**The exercise:**
Please find all lines in the data that hold the string "BHIST" and copy them.

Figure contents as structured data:
- - - - -

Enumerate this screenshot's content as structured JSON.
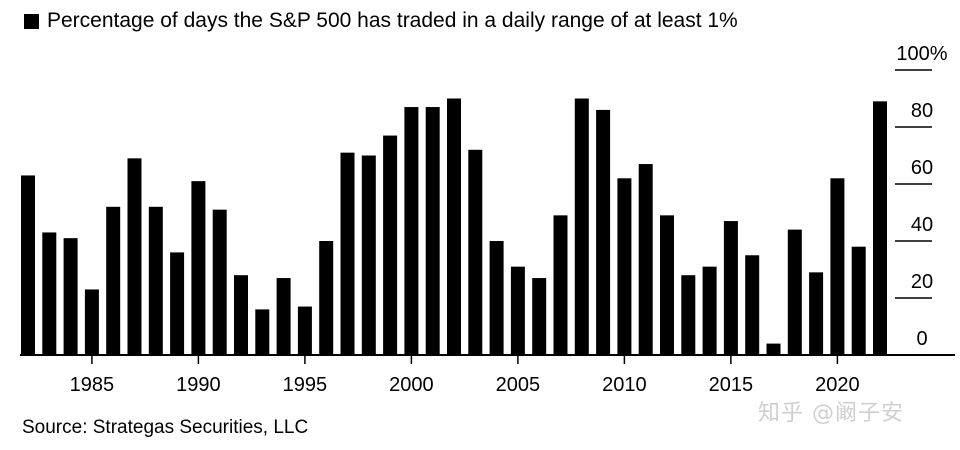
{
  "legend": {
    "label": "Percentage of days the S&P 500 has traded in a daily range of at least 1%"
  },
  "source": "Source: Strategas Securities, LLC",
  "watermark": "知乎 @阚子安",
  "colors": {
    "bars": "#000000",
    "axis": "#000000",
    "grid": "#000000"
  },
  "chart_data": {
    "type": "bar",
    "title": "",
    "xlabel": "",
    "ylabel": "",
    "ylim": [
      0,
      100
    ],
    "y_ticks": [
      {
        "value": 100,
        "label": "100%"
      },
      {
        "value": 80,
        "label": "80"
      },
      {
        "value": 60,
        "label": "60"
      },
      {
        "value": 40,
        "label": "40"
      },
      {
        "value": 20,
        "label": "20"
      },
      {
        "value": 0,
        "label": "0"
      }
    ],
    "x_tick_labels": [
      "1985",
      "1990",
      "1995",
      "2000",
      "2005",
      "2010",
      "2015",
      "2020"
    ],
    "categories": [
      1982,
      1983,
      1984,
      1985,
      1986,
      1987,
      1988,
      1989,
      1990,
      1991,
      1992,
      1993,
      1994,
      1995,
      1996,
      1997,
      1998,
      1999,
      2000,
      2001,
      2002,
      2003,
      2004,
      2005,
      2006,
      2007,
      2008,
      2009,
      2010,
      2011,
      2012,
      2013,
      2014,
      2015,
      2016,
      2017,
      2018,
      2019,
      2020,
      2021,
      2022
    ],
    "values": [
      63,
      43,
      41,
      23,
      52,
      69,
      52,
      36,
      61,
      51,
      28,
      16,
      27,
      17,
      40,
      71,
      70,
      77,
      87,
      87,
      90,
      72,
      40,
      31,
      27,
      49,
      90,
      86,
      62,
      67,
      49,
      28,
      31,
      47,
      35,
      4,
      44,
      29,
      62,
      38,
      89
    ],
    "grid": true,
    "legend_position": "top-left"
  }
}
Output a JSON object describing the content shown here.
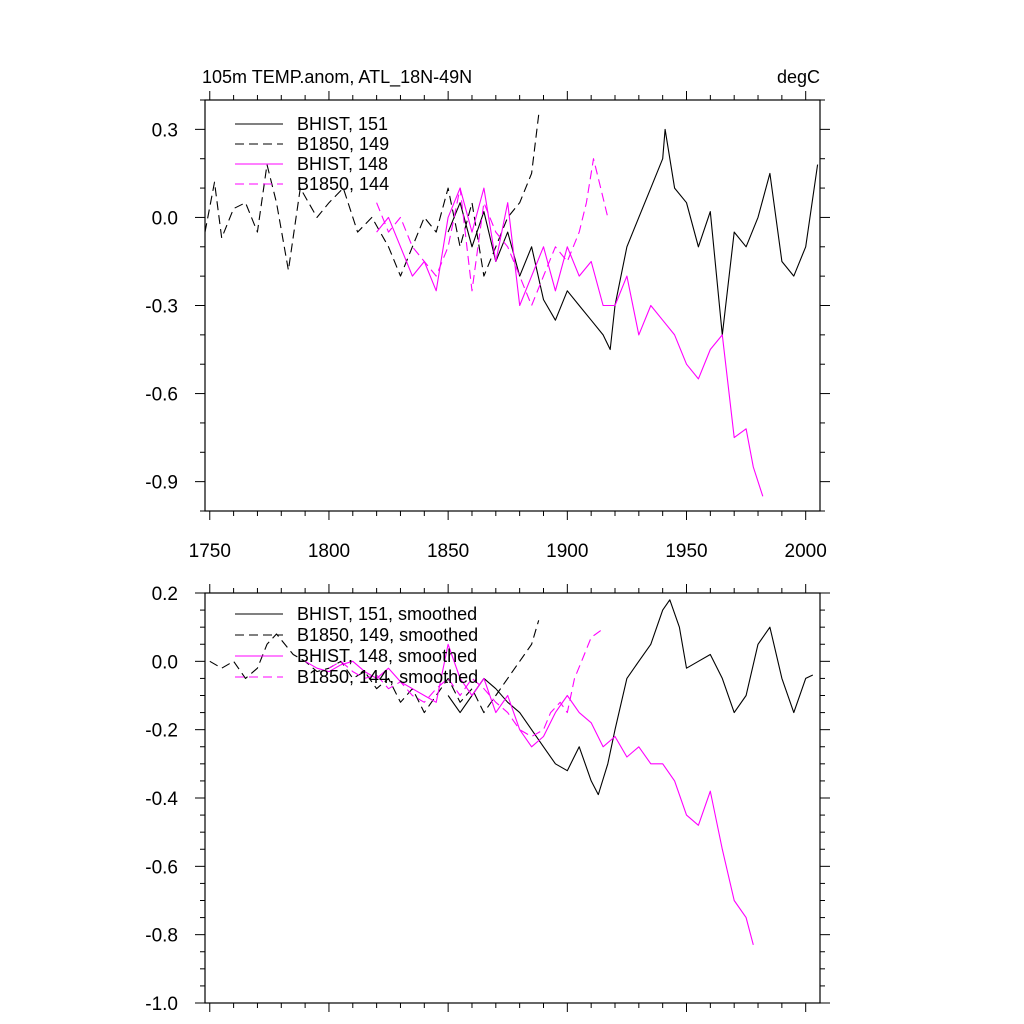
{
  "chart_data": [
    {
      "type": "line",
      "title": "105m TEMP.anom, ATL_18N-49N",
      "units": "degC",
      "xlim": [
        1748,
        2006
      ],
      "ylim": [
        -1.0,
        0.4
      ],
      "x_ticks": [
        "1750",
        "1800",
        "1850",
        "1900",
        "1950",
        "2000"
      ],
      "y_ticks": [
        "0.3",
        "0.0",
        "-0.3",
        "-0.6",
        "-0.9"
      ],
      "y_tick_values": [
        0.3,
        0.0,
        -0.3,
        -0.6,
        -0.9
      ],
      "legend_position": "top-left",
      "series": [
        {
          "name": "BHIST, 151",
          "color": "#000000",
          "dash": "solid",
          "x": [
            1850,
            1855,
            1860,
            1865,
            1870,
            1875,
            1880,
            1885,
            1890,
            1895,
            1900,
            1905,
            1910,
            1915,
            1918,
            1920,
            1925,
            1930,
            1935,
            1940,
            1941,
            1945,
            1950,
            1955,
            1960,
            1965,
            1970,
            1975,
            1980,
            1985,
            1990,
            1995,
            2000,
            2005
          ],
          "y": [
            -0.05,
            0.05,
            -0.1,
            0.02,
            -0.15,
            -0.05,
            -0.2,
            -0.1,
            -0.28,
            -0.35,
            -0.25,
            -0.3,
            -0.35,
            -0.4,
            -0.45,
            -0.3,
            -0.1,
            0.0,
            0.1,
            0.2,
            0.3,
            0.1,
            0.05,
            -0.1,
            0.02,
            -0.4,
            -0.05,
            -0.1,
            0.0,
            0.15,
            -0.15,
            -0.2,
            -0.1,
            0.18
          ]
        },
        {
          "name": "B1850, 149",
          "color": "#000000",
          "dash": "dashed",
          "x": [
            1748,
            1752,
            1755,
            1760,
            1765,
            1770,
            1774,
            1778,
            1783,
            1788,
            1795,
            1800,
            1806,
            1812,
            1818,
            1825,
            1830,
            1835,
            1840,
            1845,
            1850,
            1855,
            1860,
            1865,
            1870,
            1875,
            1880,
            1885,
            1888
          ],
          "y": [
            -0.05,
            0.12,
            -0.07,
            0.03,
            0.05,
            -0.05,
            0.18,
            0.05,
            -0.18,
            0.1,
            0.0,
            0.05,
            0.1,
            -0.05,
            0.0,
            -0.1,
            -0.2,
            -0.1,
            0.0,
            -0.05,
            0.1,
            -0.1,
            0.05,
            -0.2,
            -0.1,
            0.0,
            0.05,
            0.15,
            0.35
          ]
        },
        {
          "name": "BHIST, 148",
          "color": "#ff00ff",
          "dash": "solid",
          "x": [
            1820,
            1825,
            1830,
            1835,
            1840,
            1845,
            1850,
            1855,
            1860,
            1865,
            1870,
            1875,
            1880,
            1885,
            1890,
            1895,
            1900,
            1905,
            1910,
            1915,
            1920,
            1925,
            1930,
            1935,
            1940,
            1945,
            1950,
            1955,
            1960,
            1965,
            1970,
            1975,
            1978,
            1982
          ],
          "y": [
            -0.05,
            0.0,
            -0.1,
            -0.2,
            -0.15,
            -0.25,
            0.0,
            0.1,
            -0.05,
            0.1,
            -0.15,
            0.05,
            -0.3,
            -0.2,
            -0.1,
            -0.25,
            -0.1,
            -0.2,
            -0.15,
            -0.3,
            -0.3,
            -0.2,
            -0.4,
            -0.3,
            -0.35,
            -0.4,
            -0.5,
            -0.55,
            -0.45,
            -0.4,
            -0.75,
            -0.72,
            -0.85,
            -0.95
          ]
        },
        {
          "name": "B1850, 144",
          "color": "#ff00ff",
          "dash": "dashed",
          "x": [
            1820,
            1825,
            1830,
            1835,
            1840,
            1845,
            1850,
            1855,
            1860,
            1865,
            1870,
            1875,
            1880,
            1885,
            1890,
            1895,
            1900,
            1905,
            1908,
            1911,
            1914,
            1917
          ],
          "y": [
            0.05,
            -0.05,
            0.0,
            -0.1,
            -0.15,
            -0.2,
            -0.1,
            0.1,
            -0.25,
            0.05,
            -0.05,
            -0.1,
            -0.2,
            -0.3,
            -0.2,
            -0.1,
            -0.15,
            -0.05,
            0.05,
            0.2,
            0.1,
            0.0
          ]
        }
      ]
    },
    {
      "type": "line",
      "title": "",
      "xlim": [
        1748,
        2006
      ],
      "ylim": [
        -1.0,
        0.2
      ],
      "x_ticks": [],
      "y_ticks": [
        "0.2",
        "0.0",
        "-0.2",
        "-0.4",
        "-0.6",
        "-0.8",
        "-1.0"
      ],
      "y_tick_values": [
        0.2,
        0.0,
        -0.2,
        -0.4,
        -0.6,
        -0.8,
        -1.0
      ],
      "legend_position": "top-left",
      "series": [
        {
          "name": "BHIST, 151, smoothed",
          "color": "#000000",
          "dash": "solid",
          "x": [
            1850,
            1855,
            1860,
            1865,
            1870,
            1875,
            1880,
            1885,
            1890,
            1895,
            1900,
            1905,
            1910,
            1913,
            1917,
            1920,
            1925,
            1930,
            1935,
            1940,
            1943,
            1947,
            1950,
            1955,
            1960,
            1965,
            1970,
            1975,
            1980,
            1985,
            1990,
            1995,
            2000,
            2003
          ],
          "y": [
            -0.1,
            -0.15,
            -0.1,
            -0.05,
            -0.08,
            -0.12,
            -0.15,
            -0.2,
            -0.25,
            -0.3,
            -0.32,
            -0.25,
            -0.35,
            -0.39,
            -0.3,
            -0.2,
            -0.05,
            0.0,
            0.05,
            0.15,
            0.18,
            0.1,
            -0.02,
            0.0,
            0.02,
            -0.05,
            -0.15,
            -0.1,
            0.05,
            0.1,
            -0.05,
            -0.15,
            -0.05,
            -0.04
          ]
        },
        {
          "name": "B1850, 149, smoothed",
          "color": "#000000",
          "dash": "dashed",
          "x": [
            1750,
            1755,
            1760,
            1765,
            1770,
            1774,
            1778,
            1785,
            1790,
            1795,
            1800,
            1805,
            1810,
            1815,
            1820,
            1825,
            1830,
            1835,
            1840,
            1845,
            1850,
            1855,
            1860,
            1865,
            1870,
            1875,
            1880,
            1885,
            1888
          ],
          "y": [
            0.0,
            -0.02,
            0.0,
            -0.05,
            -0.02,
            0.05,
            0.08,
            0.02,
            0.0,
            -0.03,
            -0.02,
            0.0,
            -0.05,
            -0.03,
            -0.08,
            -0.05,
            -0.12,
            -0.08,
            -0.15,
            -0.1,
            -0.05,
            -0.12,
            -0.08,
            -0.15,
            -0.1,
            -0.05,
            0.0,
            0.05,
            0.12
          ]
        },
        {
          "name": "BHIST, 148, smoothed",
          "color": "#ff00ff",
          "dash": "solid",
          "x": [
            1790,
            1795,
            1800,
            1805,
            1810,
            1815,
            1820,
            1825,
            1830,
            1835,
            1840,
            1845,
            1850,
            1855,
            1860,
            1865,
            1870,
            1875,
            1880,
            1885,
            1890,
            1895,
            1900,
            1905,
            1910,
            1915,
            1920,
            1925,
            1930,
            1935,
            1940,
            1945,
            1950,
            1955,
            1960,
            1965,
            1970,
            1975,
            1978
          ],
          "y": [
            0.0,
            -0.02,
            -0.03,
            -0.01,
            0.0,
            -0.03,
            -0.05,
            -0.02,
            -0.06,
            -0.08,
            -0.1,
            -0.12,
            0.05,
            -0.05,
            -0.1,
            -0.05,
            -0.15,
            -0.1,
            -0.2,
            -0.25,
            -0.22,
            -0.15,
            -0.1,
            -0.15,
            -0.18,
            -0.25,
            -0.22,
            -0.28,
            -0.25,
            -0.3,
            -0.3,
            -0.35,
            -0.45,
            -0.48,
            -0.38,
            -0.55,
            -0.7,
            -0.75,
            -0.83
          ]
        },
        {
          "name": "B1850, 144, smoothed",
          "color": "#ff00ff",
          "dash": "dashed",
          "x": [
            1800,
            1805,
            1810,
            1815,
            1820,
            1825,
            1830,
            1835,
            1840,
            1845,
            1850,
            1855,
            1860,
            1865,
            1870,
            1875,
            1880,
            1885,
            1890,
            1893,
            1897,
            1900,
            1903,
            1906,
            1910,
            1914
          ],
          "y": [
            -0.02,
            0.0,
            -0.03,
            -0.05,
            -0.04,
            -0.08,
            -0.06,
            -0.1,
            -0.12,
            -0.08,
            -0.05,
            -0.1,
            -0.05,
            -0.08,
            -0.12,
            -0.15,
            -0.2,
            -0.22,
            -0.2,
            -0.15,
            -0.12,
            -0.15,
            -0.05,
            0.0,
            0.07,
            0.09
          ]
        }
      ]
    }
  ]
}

- - - - -

**Written solution:**
          "name": "BHIST, 151",
          "name": "BHIST, 148",
          "name": "BHIST, 151, smoothed",
          "name": "BHIST, 148, smoothed",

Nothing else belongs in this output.